> **DIRECTION**
Lift every line from the entries that includes the word "jako".

::::::

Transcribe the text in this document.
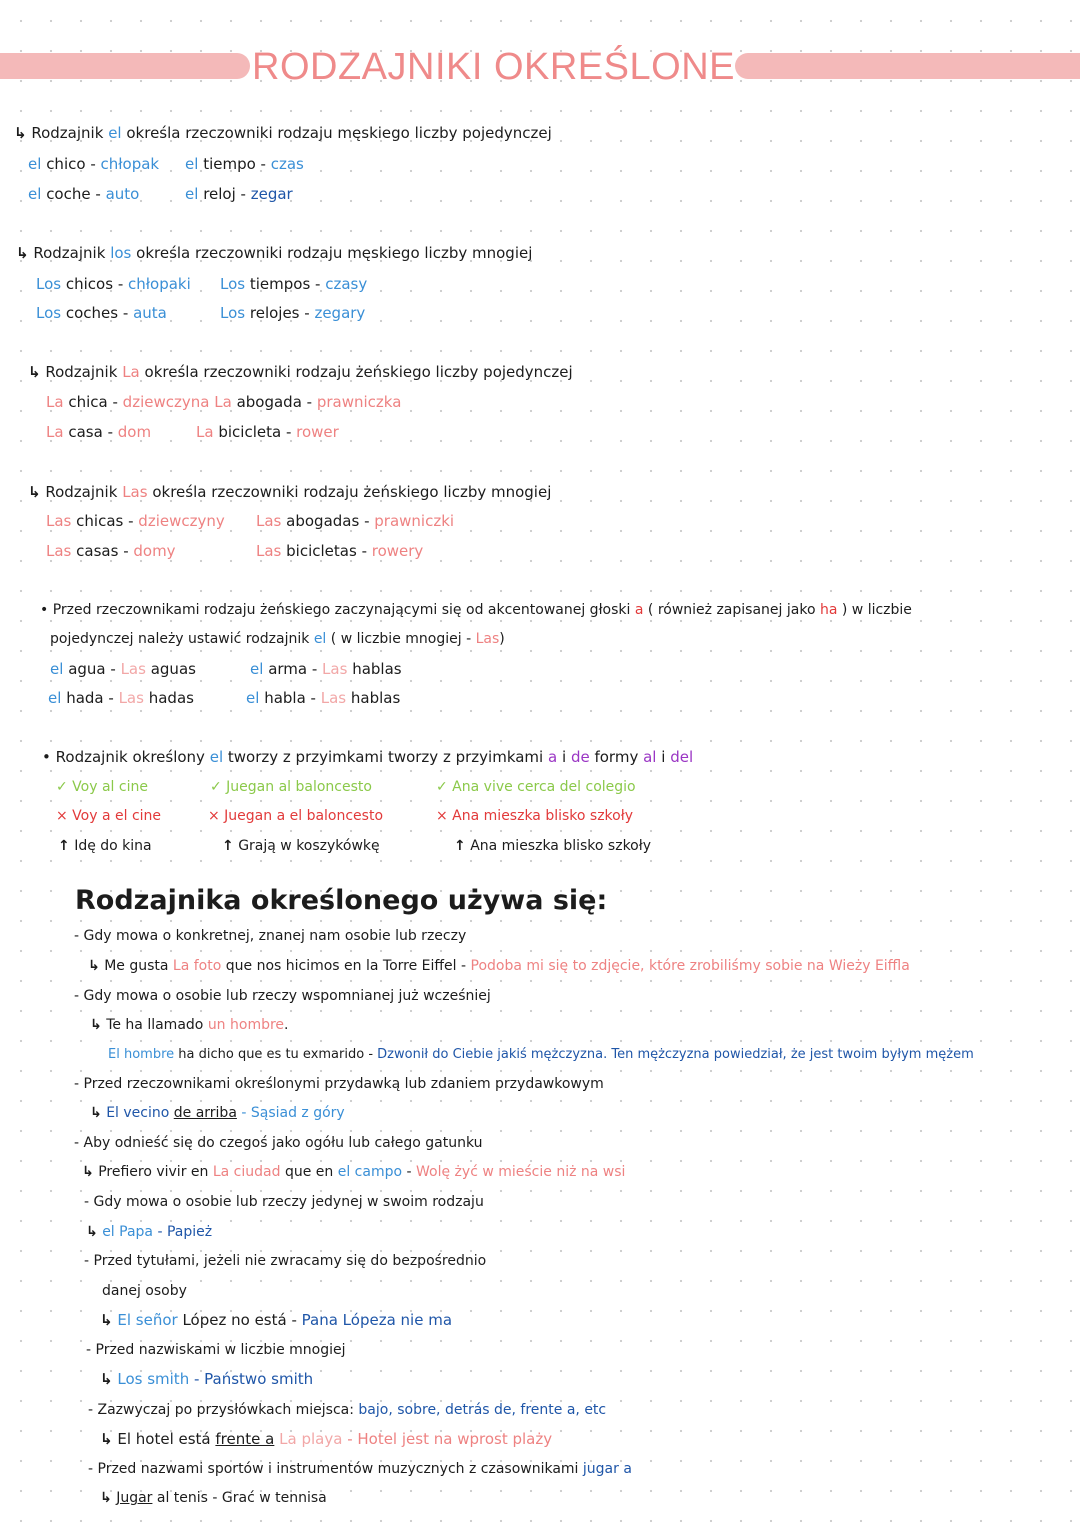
RODZAJNIKI OKREŚLONE
↳ Rodzajnik el określa rzeczowniki rodzaju męskiego liczby pojedynczej
el chico - chłopak el tiempo - czas
el coche - auto	el reloj - zegar
↳ Rodzajnik los określa rzeczowniki rodzaju męskiego liczby mnogiej
Los chicos - chłopaki Los tiempos - czasy
Los coches - auta	Los relojes - zegary
↳ Rodzajnik La określa rzeczowniki rodzaju żeńskiego liczby pojedynczej
La chica - dziewczyna La abogada - prawniczka
La casa - dom	La bicicleta - rower
↳ Rodzajnik Las określa rzeczowniki rodzaju żeńskiego liczby mnogiej
Las chicas - dziewczyny Las abogadas - prawniczki
Las casas - domy	Las bicicletas - rowery
• Przed rzeczownikami rodzaju żeńskiego zaczynającymi się od akcentowanej głoski a ( również zapisanej jako ha ) w liczbie
pojedynczej należy ustawić rodzajnik el ( w liczbie mnogiej - Las)
el agua - Las aguas	el arma - Las hablas
el hada - Las hadas	el habla - Las hablas
• Rodzajnik określony el tworzy z przyimkami tworzy z przyimkami a i de formy al i del
✓ Voy al cine	✓ Juegan al baloncesto	✓ Ana vive cerca del colegio
× Voy a el cine	× Juegan a el baloncesto	× Ana mieszka blisko szkoły
↑ Idę do kina	↑ Grają w koszykówkę	↑ Ana mieszka blisko szkoły
Rodzajnika określonego używa się:
- Gdy mowa o konkretnej, znanej nam osobie lub rzeczy
↳ Me gusta La foto que nos hicimos en la Torre Eiffel - Podoba mi się to zdjęcie, które zrobiliśmy sobie na Wieży Eiffla
- Gdy mowa o osobie lub rzeczy wspomnianej już wcześniej
↳ Te ha llamado un hombre.
El hombre ha dicho que es tu exmarido - Dzwonił do Ciebie jakiś mężczyzna. Ten mężczyzna powiedział, że jest twoim byłym mężem
- Przed rzeczownikami określonymi przydawką lub zdaniem przydawkowym
↳ El vecino de arriba - Sąsiad z góry
- Aby odnieść się do czegoś jako ogółu lub całego gatunku
↳ Prefiero vivir en La ciudad que en el campo - Wolę żyć w mieście niż na wsi
- Gdy mowa o osobie lub rzeczy jedynej w swoim rodzaju
↳ el Papa - Papież
- Przed tytułami, jeżeli nie zwracamy się do bezpośrednio
danej osoby
↳ El señor López no está - Pana Lópeza nie ma
- Przed nazwiskami w liczbie mnogiej
↳ Los smith - Państwo smith
- Zazwyczaj po przysłówkach miejsca: bajo, sobre, detrás de, frente a, etc
↳ El hotel está frente a La playa - Hotel jest na wprost plaży
- Przed nazwami sportów i instrumentów muzycznych z czasownikami jugar a
↳ Jugar al tenis - Grać w tennisa
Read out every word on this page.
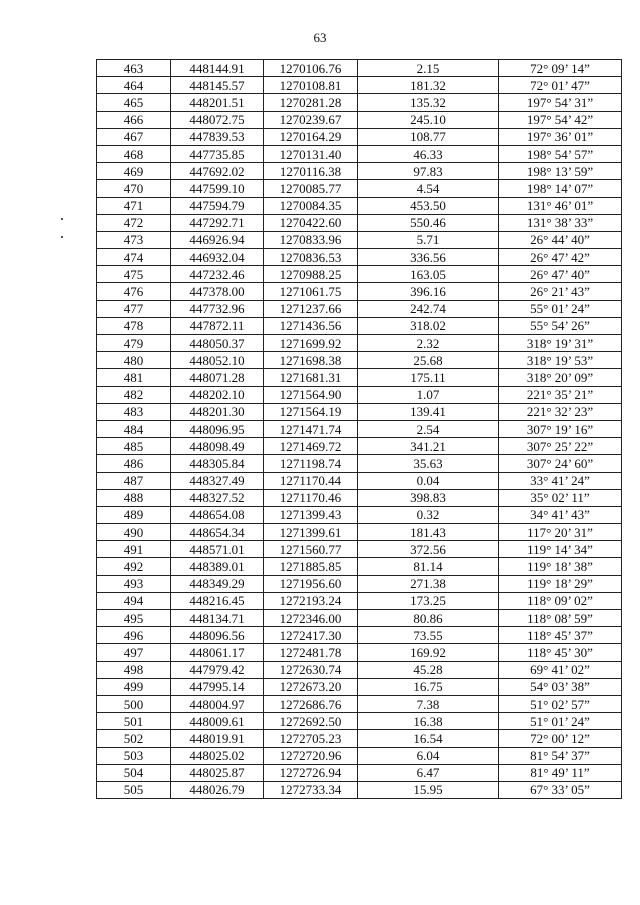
63
463	448144.91	1270106.76	2.15	72° 09’ 14”
464	448145.57	1270108.81	181.32	72° 01’ 47”
465	448201.51	1270281.28	135.32	197° 54’ 31”
466	448072.75	1270239.67	245.10	197° 54’ 42”
467	447839.53	1270164.29	108.77	197° 36’ 01”
468	447735.85	1270131.40	46.33	198° 54’ 57”
469	447692.02	1270116.38	97.83	198° 13’ 59”
470	447599.10	1270085.77	4.54	198° 14’ 07”
471	447594.79	1270084.35	453.50	131° 46’ 01”
472	447292.71	1270422.60	550.46	131° 38’ 33”
473	446926.94	1270833.96	5.71	26° 44’ 40”
474	446932.04	1270836.53	336.56	26° 47’ 42”
475	447232.46	1270988.25	163.05	26° 47’ 40”
476	447378.00	1271061.75	396.16	26° 21’ 43”
477	447732.96	1271237.66	242.74	55° 01’ 24”
478	447872.11	1271436.56	318.02	55° 54’ 26”
479	448050.37	1271699.92	2.32	318° 19’ 31”
480	448052.10	1271698.38	25.68	318° 19’ 53”
481	448071.28	1271681.31	175.11	318° 20’ 09”
482	448202.10	1271564.90	1.07	221° 35’ 21”
483	448201.30	1271564.19	139.41	221° 32’ 23”
484	448096.95	1271471.74	2.54	307° 19’ 16”
485	448098.49	1271469.72	341.21	307° 25’ 22”
486	448305.84	1271198.74	35.63	307° 24’ 60”
487	448327.49	1271170.44	0.04	33° 41’ 24”
488	448327.52	1271170.46	398.83	35° 02’ 11”
489	448654.08	1271399.43	0.32	34° 41’ 43”
490	448654.34	1271399.61	181.43	117° 20’ 31”
491	448571.01	1271560.77	372.56	119° 14’ 34”
492	448389.01	1271885.85	81.14	119° 18’ 38”
493	448349.29	1271956.60	271.38	119° 18’ 29”
494	448216.45	1272193.24	173.25	118° 09’ 02”
495	448134.71	1272346.00	80.86	118° 08’ 59”
496	448096.56	1272417.30	73.55	118° 45’ 37”
497	448061.17	1272481.78	169.92	118° 45’ 30”
498	447979.42	1272630.74	45.28	69° 41’ 02”
499	447995.14	1272673.20	16.75	54° 03’ 38”
500	448004.97	1272686.76	7.38	51° 02’ 57”
501	448009.61	1272692.50	16.38	51° 01’ 24”
502	448019.91	1272705.23	16.54	72° 00’ 12”
503	448025.02	1272720.96	6.04	81° 54’ 37”
504	448025.87	1272726.94	6.47	81° 49’ 11”
505	448026.79	1272733.34	15.95	67° 33’ 05”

::::::

> **RESULT BELOW**
• Przed rzeczownikami rodzaju żeńskiego zaczynającymi się od akcentowanej głoski a ( również zapisanej jako ha ) w liczbie
- Aby odnieść się do czegoś jako ogółu lub całego gatunku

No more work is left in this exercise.